### EXERCISE TASK
Quote the records in full and leave their pictures out.

# start of DATA TO USE

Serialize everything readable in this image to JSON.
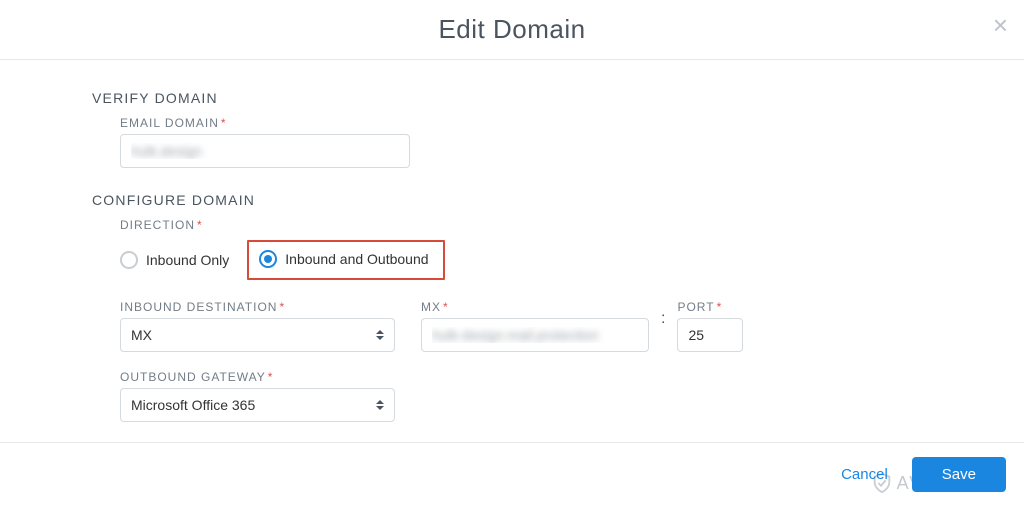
{
  "modal": {
    "title": "Edit Domain",
    "close_label": "×"
  },
  "verify": {
    "section": "VERIFY DOMAIN",
    "email_domain_label": "EMAIL DOMAIN",
    "email_domain_value": "hulk.design"
  },
  "configure": {
    "section": "CONFIGURE DOMAIN",
    "direction": {
      "label": "DIRECTION",
      "inbound_only": "Inbound Only",
      "inbound_outbound": "Inbound and Outbound",
      "selected": "inbound_outbound"
    },
    "inbound_destination": {
      "label": "INBOUND DESTINATION",
      "value": "MX"
    },
    "mx": {
      "label": "MX",
      "value": "hulk-design.mail.protection"
    },
    "port": {
      "label": "PORT",
      "value": "25"
    },
    "outbound_gateway": {
      "label": "OUTBOUND GATEWAY",
      "value": "Microsoft Office 365"
    }
  },
  "footer": {
    "cancel": "Cancel",
    "save": "Save"
  },
  "watermark": {
    "text": "AVANET"
  }
}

# end of DATA TO USE

### RESULT OF THIS EXERCISE
Serialize everything readable in this image to JSON.
{
  "modal": {
    "title": "Edit Domain",
    "close_label": "×"
  },
  "verify": {
    "section": "VERIFY DOMAIN",
    "email_domain_label": "EMAIL DOMAIN",
    "email_domain_value": "hulk.design"
  },
  "configure": {
    "section": "CONFIGURE DOMAIN",
    "direction": {
      "label": "DIRECTION",
      "inbound_only": "Inbound Only",
      "inbound_outbound": "Inbound and Outbound",
      "selected": "inbound_outbound"
    },
    "inbound_destination": {
      "label": "INBOUND DESTINATION",
      "value": "MX"
    },
    "mx": {
      "label": "MX",
      "value": "hulk-design.mail.protection"
    },
    "port": {
      "label": "PORT",
      "value": "25"
    },
    "outbound_gateway": {
      "label": "OUTBOUND GATEWAY",
      "value": "Microsoft Office 365"
    }
  },
  "footer": {
    "cancel": "Cancel",
    "save": "Save"
  },
  "watermark": {
    "text": "AVANET"
  }
}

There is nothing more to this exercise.